** BEGIN RECORDS PROVIDED **
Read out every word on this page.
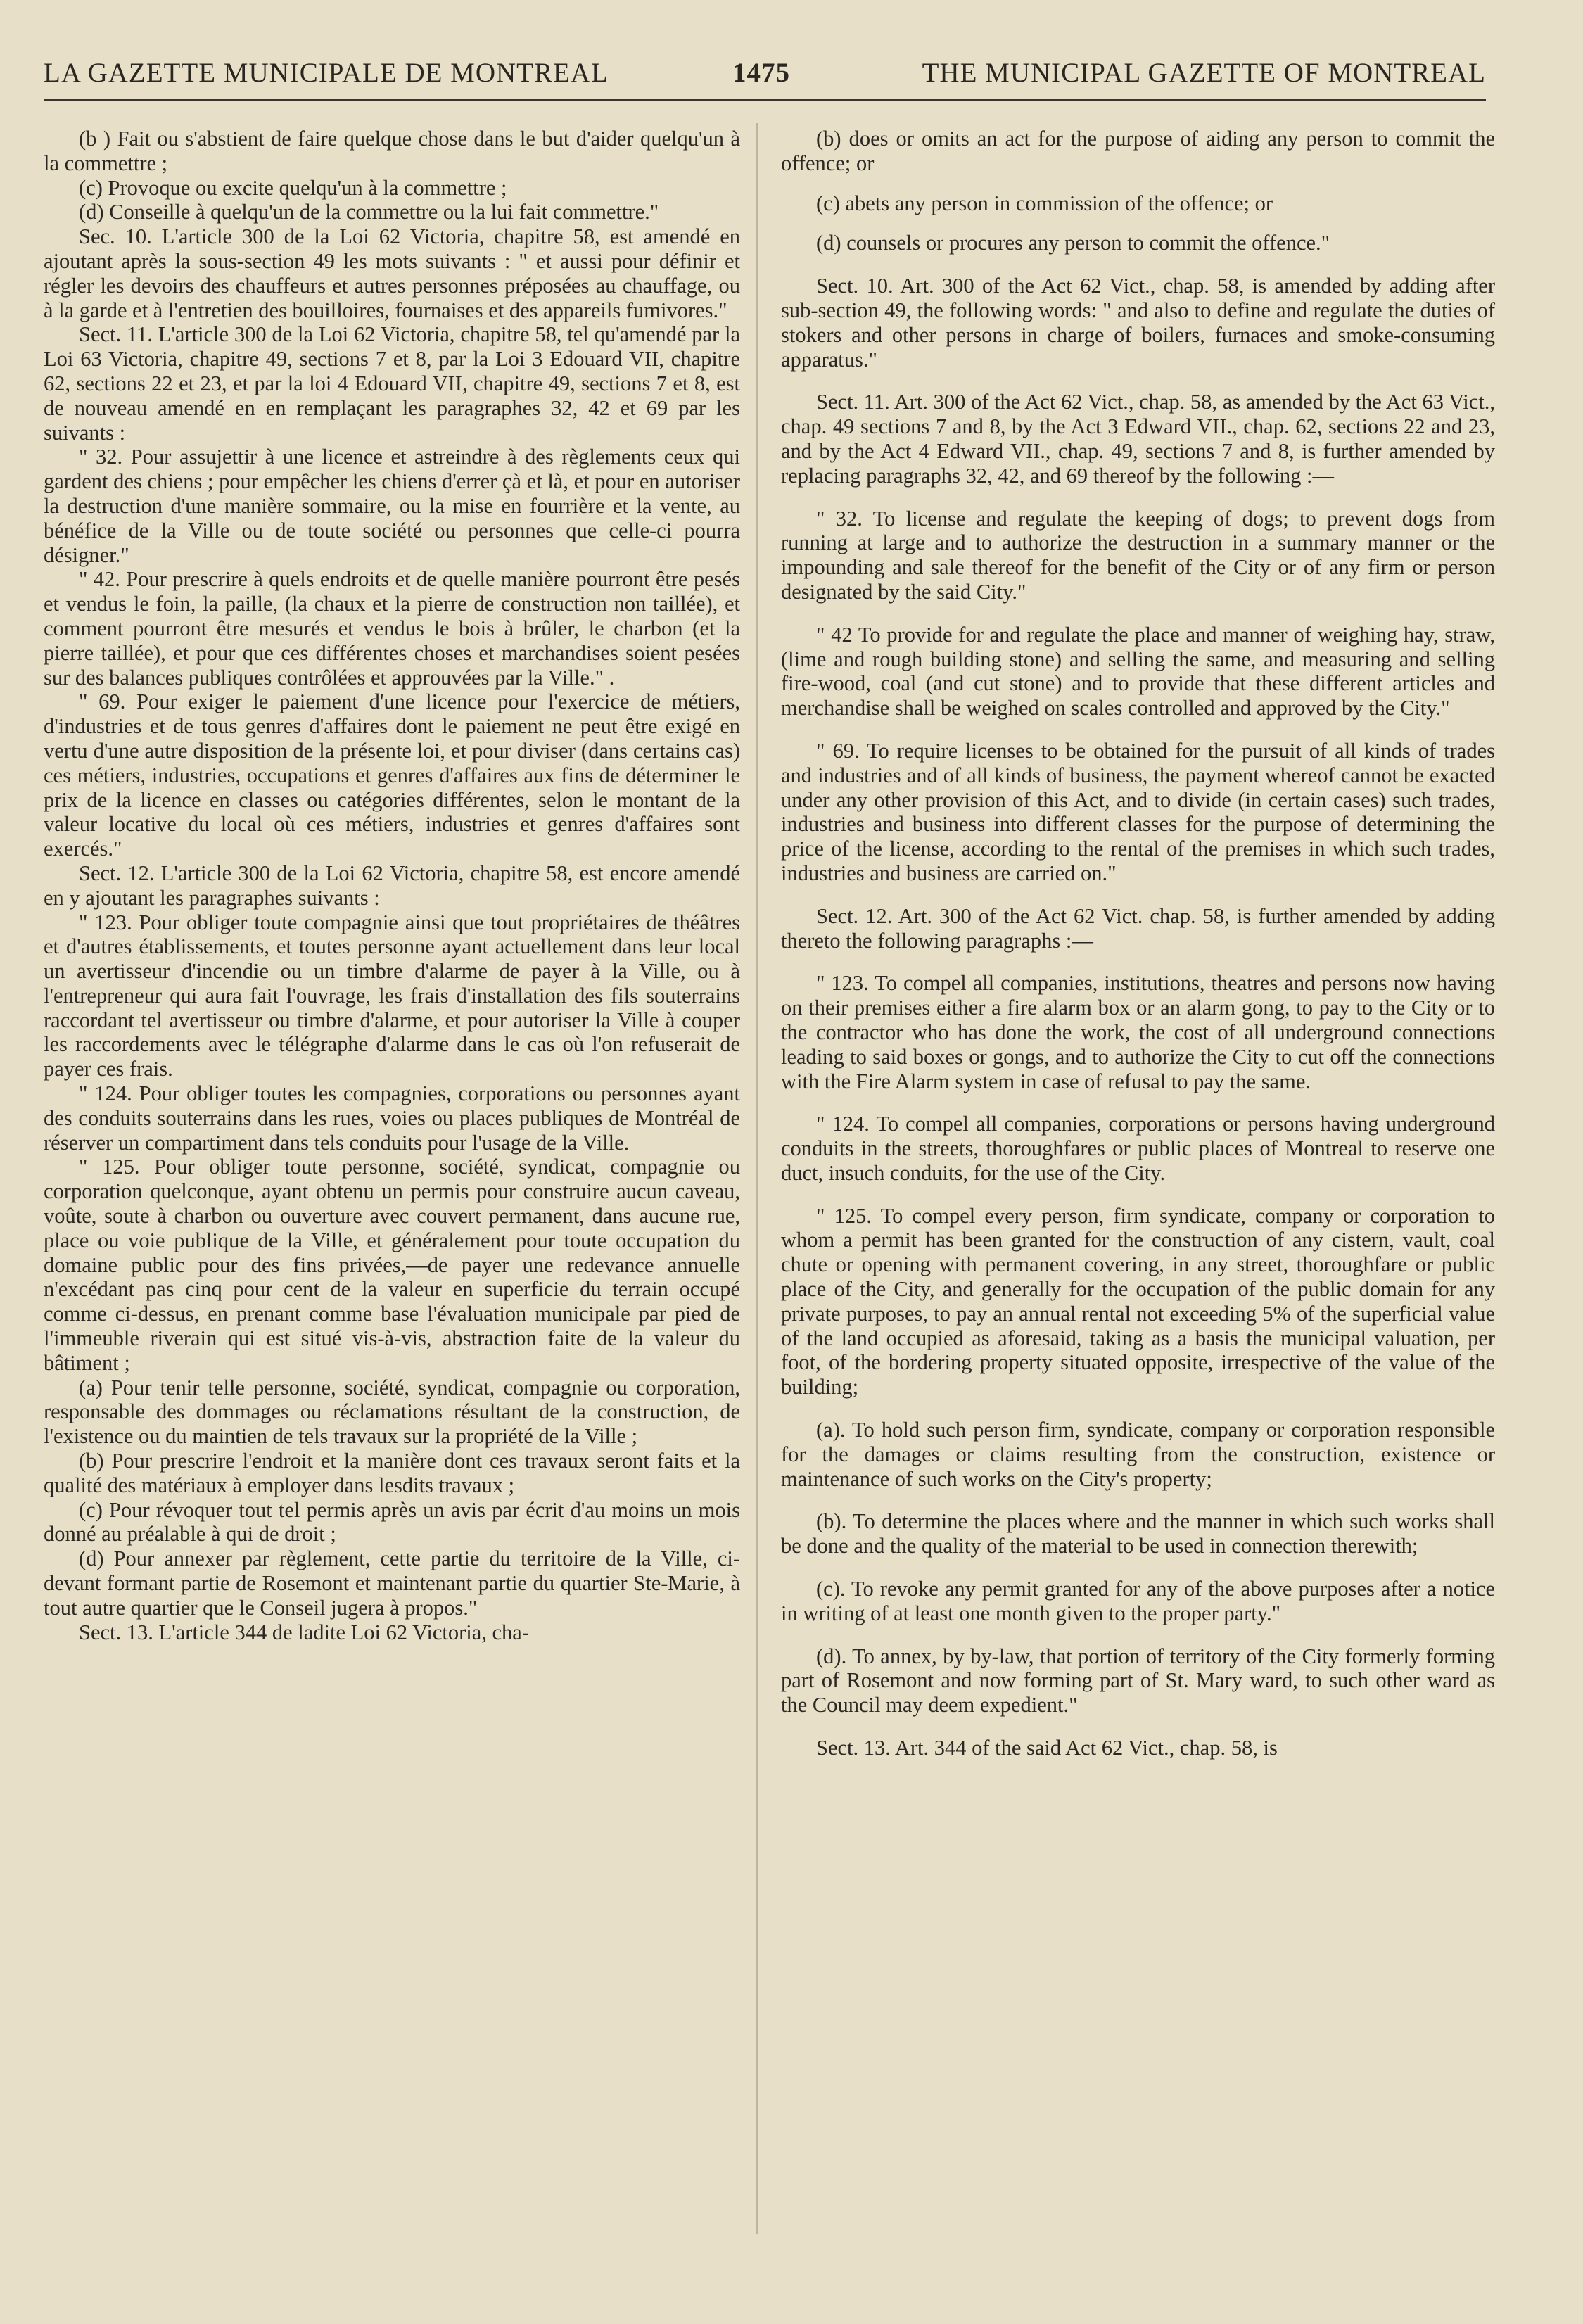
LA GAZETTE MUNICIPALE DE MONTREAL	1475	THE MUNICIPAL GAZETTE OF MONTREAL

(b ) Fait ou s'abstient de faire quelque chose dans le but d'aider quelqu'un à la commettre ;

(c) Provoque ou excite quelqu'un à la commettre ;

(d) Conseille à quelqu'un de la commettre ou la lui fait commettre."

Sec. 10. L'article 300 de la Loi 62 Victoria, chapitre 58, est amendé en ajoutant après la sous-section 49 les mots suivants : " et aussi pour définir et régler les devoirs des chauffeurs et autres personnes préposées au chauffage, ou à la garde et à l'entretien des bouilloires, fournaises et des appareils fumivores."

Sect. 11. L'article 300 de la Loi 62 Victoria, chapitre 58, tel qu'amendé par la Loi 63 Victoria, chapitre 49, sections 7 et 8, par la Loi 3 Edouard VII, chapitre 62, sections 22 et 23, et par la loi 4 Edouard VII, chapitre 49, sections 7 et 8, est de nouveau amendé en en remplaçant les paragraphes 32, 42 et 69 par les suivants :

" 32. Pour assujettir à une licence et astreindre à des règlements ceux qui gardent des chiens ; pour empêcher les chiens d'errer çà et là, et pour en autoriser la destruction d'une manière sommaire, ou la mise en fourrière et la vente, au bénéfice de la Ville ou de toute société ou personnes que celle-ci pourra désigner."

" 42. Pour prescrire à quels endroits et de quelle manière pourront être pesés et vendus le foin, la paille, (la chaux et la pierre de construction non taillée), et comment pourront être mesurés et vendus le bois à brûler, le charbon (et la pierre taillée), et pour que ces différentes choses et marchandises soient pesées sur des balances publiques contrôlées et approuvées par la Ville." .

" 69. Pour exiger le paiement d'une licence pour l'exercice de métiers, d'industries et de tous genres d'affaires dont le paiement ne peut être exigé en vertu d'une autre disposition de la présente loi, et pour diviser (dans certains cas) ces métiers, industries, occupations et genres d'affaires aux fins de déterminer le prix de la licence en classes ou catégories différentes, selon le montant de la valeur locative du local où ces métiers, industries et genres d'affaires sont exercés."

Sect. 12. L'article 300 de la Loi 62 Victoria, chapitre 58, est encore amendé en y ajoutant les paragraphes suivants :

" 123. Pour obliger toute compagnie ainsi que tout propriétaires de théâtres et d'autres établissements, et toutes personne ayant actuellement dans leur local un avertisseur d'incendie ou un timbre d'alarme de payer à la Ville, ou à l'entrepreneur qui aura fait l'ouvrage, les frais d'installation des fils souterrains raccordant tel avertisseur ou timbre d'alarme, et pour autoriser la Ville à couper les raccordements avec le télégraphe d'alarme dans le cas où l'on refuserait de payer ces frais.

" 124. Pour obliger toutes les compagnies, corporations ou personnes ayant des conduits souterrains dans les rues, voies ou places publiques de Montréal de réserver un compartiment dans tels conduits pour l'usage de la Ville.

" 125. Pour obliger toute personne, société, syndicat, compagnie ou corporation quelconque, ayant obtenu un permis pour construire aucun caveau, voûte, soute à charbon ou ouverture avec couvert permanent, dans aucune rue, place ou voie publique de la Ville, et généralement pour toute occupation du domaine public pour des fins privées,—de payer une redevance annuelle n'excédant pas cinq pour cent de la valeur en superficie du terrain occupé comme ci-dessus, en prenant comme base l'évaluation municipale par pied de l'immeuble riverain qui est situé vis-à-vis, abstraction faite de la valeur du bâtiment ;

(a) Pour tenir telle personne, société, syndicat, compagnie ou corporation, responsable des dommages ou réclamations résultant de la construction, de l'existence ou du maintien de tels travaux sur la propriété de la Ville ;

(b) Pour prescrire l'endroit et la manière dont ces travaux seront faits et la qualité des matériaux à employer dans lesdits travaux ;

(c) Pour révoquer tout tel permis après un avis par écrit d'au moins un mois donné au préalable à qui de droit ;

(d) Pour annexer par règlement, cette partie du territoire de la Ville, ci-devant formant partie de Rosemont et maintenant partie du quartier Ste-Marie, à tout autre quartier que le Conseil jugera à propos."

Sect. 13. L'article 344 de ladite Loi 62 Victoria, cha-

(b) does or omits an act for the purpose of aiding any person to commit the offence; or

(c) abets any person in commission of the offence; or

(d) counsels or procures any person to commit the offence."

Sect. 10. Art. 300 of the Act 62 Vict., chap. 58, is amended by adding after sub-section 49, the following words: " and also to define and regulate the duties of stokers and other persons in charge of boilers, furnaces and smoke-consuming apparatus."

Sect. 11. Art. 300 of the Act 62 Vict., chap. 58, as amended by the Act 63 Vict., chap. 49 sections 7 and 8, by the Act 3 Edward VII., chap. 62, sections 22 and 23, and by the Act 4 Edward VII., chap. 49, sections 7 and 8, is further amended by replacing paragraphs 32, 42, and 69 thereof by the following :—

" 32. To license and regulate the keeping of dogs; to prevent dogs from running at large and to authorize the destruction in a summary manner or the impounding and sale thereof for the benefit of the City or of any firm or person designated by the said City."

" 42 To provide for and regulate the place and manner of weighing hay, straw, (lime and rough building stone) and selling the same, and measuring and selling fire-wood, coal (and cut stone) and to provide that these different articles and merchandise shall be weighed on scales controlled and approved by the City."

" 69. To require licenses to be obtained for the pursuit of all kinds of trades and industries and of all kinds of business, the payment whereof cannot be exacted under any other provision of this Act, and to divide (in certain cases) such trades, industries and business into different classes for the purpose of determining the price of the license, according to the rental of the premises in which such trades, industries and business are carried on."

Sect. 12. Art. 300 of the Act 62 Vict. chap. 58, is further amended by adding thereto the following paragraphs :—

" 123. To compel all companies, institutions, theatres and persons now having on their premises either a fire alarm box or an alarm gong, to pay to the City or to the contractor who has done the work, the cost of all underground connections leading to said boxes or gongs, and to authorize the City to cut off the connections with the Fire Alarm system in case of refusal to pay the same.

" 124. To compel all companies, corporations or persons having underground conduits in the streets, thoroughfares or public places of Montreal to reserve one duct, insuch conduits, for the use of the City.

" 125. To compel every person, firm syndicate, company or corporation to whom a permit has been granted for the construction of any cistern, vault, coal chute or opening with permanent covering, in any street, thoroughfare or public place of the City, and generally for the occupation of the public domain for any private purposes, to pay an annual rental not exceeding 5% of the superficial value of the land occupied as aforesaid, taking as a basis the municipal valuation, per foot, of the bordering property situated opposite, irrespective of the value of the building;

(a). To hold such person firm, syndicate, company or corporation responsible for the damages or claims resulting from the construction, existence or maintenance of such works on the City's property;

(b). To determine the places where and the manner in which such works shall be done and the quality of the material to be used in connection therewith;

(c). To revoke any permit granted for any of the above purposes after a notice in writing of at least one month given to the proper party."

(d). To annex, by by-law, that portion of territory of the City formerly forming part of Rosemont and now forming part of St. Mary ward, to such other ward as the Council may deem expedient."

Sect. 13. Art. 344 of the said Act 62 Vict., chap. 58, is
** END RECORDS PROVIDED **
- _INSTRUCTION_:
Output the lines above in full and exactly as given, omitting any pictures.

- _SOLUTION TO THIS TASK_:
Read out every word on this page.
LA GAZETTE MUNICIPALE DE MONTREAL	1475	THE MUNICIPAL GAZETTE OF MONTREAL

(b ) Fait ou s'abstient de faire quelque chose dans le but d'aider quelqu'un à la commettre ;

(c) Provoque ou excite quelqu'un à la commettre ;

(d) Conseille à quelqu'un de la commettre ou la lui fait commettre."

Sec. 10. L'article 300 de la Loi 62 Victoria, chapitre 58, est amendé en ajoutant après la sous-section 49 les mots suivants : " et aussi pour définir et régler les devoirs des chauffeurs et autres personnes préposées au chauffage, ou à la garde et à l'entretien des bouilloires, fournaises et des appareils fumivores."

Sect. 11. L'article 300 de la Loi 62 Victoria, chapitre 58, tel qu'amendé par la Loi 63 Victoria, chapitre 49, sections 7 et 8, par la Loi 3 Edouard VII, chapitre 62, sections 22 et 23, et par la loi 4 Edouard VII, chapitre 49, sections 7 et 8, est de nouveau amendé en en remplaçant les paragraphes 32, 42 et 69 par les suivants :

" 32. Pour assujettir à une licence et astreindre à des règlements ceux qui gardent des chiens ; pour empêcher les chiens d'errer çà et là, et pour en autoriser la destruction d'une manière sommaire, ou la mise en fourrière et la vente, au bénéfice de la Ville ou de toute société ou personnes que celle-ci pourra désigner."

" 42. Pour prescrire à quels endroits et de quelle manière pourront être pesés et vendus le foin, la paille, (la chaux et la pierre de construction non taillée), et comment pourront être mesurés et vendus le bois à brûler, le charbon (et la pierre taillée), et pour que ces différentes choses et marchandises soient pesées sur des balances publiques contrôlées et approuvées par la Ville." .

" 69. Pour exiger le paiement d'une licence pour l'exercice de métiers, d'industries et de tous genres d'affaires dont le paiement ne peut être exigé en vertu d'une autre disposition de la présente loi, et pour diviser (dans certains cas) ces métiers, industries, occupations et genres d'affaires aux fins de déterminer le prix de la licence en classes ou catégories différentes, selon le montant de la valeur locative du local où ces métiers, industries et genres d'affaires sont exercés."

Sect. 12. L'article 300 de la Loi 62 Victoria, chapitre 58, est encore amendé en y ajoutant les paragraphes suivants :

" 123. Pour obliger toute compagnie ainsi que tout propriétaires de théâtres et d'autres établissements, et toutes personne ayant actuellement dans leur local un avertisseur d'incendie ou un timbre d'alarme de payer à la Ville, ou à l'entrepreneur qui aura fait l'ouvrage, les frais d'installation des fils souterrains raccordant tel avertisseur ou timbre d'alarme, et pour autoriser la Ville à couper les raccordements avec le télégraphe d'alarme dans le cas où l'on refuserait de payer ces frais.

" 124. Pour obliger toutes les compagnies, corporations ou personnes ayant des conduits souterrains dans les rues, voies ou places publiques de Montréal de réserver un compartiment dans tels conduits pour l'usage de la Ville.

" 125. Pour obliger toute personne, société, syndicat, compagnie ou corporation quelconque, ayant obtenu un permis pour construire aucun caveau, voûte, soute à charbon ou ouverture avec couvert permanent, dans aucune rue, place ou voie publique de la Ville, et généralement pour toute occupation du domaine public pour des fins privées,—de payer une redevance annuelle n'excédant pas cinq pour cent de la valeur en superficie du terrain occupé comme ci-dessus, en prenant comme base l'évaluation municipale par pied de l'immeuble riverain qui est situé vis-à-vis, abstraction faite de la valeur du bâtiment ;

(a) Pour tenir telle personne, société, syndicat, compagnie ou corporation, responsable des dommages ou réclamations résultant de la construction, de l'existence ou du maintien de tels travaux sur la propriété de la Ville ;

(b) Pour prescrire l'endroit et la manière dont ces travaux seront faits et la qualité des matériaux à employer dans lesdits travaux ;

(c) Pour révoquer tout tel permis après un avis par écrit d'au moins un mois donné au préalable à qui de droit ;

(d) Pour annexer par règlement, cette partie du territoire de la Ville, ci-devant formant partie de Rosemont et maintenant partie du quartier Ste-Marie, à tout autre quartier que le Conseil jugera à propos."

Sect. 13. L'article 344 de ladite Loi 62 Victoria, cha-

(b) does or omits an act for the purpose of aiding any person to commit the offence; or

(c) abets any person in commission of the offence; or

(d) counsels or procures any person to commit the offence."

Sect. 10. Art. 300 of the Act 62 Vict., chap. 58, is amended by adding after sub-section 49, the following words: " and also to define and regulate the duties of stokers and other persons in charge of boilers, furnaces and smoke-consuming apparatus."

Sect. 11. Art. 300 of the Act 62 Vict., chap. 58, as amended by the Act 63 Vict., chap. 49 sections 7 and 8, by the Act 3 Edward VII., chap. 62, sections 22 and 23, and by the Act 4 Edward VII., chap. 49, sections 7 and 8, is further amended by replacing paragraphs 32, 42, and 69 thereof by the following :—

" 32. To license and regulate the keeping of dogs; to prevent dogs from running at large and to authorize the destruction in a summary manner or the impounding and sale thereof for the benefit of the City or of any firm or person designated by the said City."

" 42 To provide for and regulate the place and manner of weighing hay, straw, (lime and rough building stone) and selling the same, and measuring and selling fire-wood, coal (and cut stone) and to provide that these different articles and merchandise shall be weighed on scales controlled and approved by the City."

" 69. To require licenses to be obtained for the pursuit of all kinds of trades and industries and of all kinds of business, the payment whereof cannot be exacted under any other provision of this Act, and to divide (in certain cases) such trades, industries and business into different classes for the purpose of determining the price of the license, according to the rental of the premises in which such trades, industries and business are carried on."

Sect. 12. Art. 300 of the Act 62 Vict. chap. 58, is further amended by adding thereto the following paragraphs :—

" 123. To compel all companies, institutions, theatres and persons now having on their premises either a fire alarm box or an alarm gong, to pay to the City or to the contractor who has done the work, the cost of all underground connections leading to said boxes or gongs, and to authorize the City to cut off the connections with the Fire Alarm system in case of refusal to pay the same.

" 124. To compel all companies, corporations or persons having underground conduits in the streets, thoroughfares or public places of Montreal to reserve one duct, insuch conduits, for the use of the City.

" 125. To compel every person, firm syndicate, company or corporation to whom a permit has been granted for the construction of any cistern, vault, coal chute or opening with permanent covering, in any street, thoroughfare or public place of the City, and generally for the occupation of the public domain for any private purposes, to pay an annual rental not exceeding 5% of the superficial value of the land occupied as aforesaid, taking as a basis the municipal valuation, per foot, of the bordering property situated opposite, irrespective of the value of the building;

(a). To hold such person firm, syndicate, company or corporation responsible for the damages or claims resulting from the construction, existence or maintenance of such works on the City's property;

(b). To determine the places where and the manner in which such works shall be done and the quality of the material to be used in connection therewith;

(c). To revoke any permit granted for any of the above purposes after a notice in writing of at least one month given to the proper party."

(d). To annex, by by-law, that portion of territory of the City formerly forming part of Rosemont and now forming part of St. Mary ward, to such other ward as the Council may deem expedient."

Sect. 13. Art. 344 of the said Act 62 Vict., chap. 58, is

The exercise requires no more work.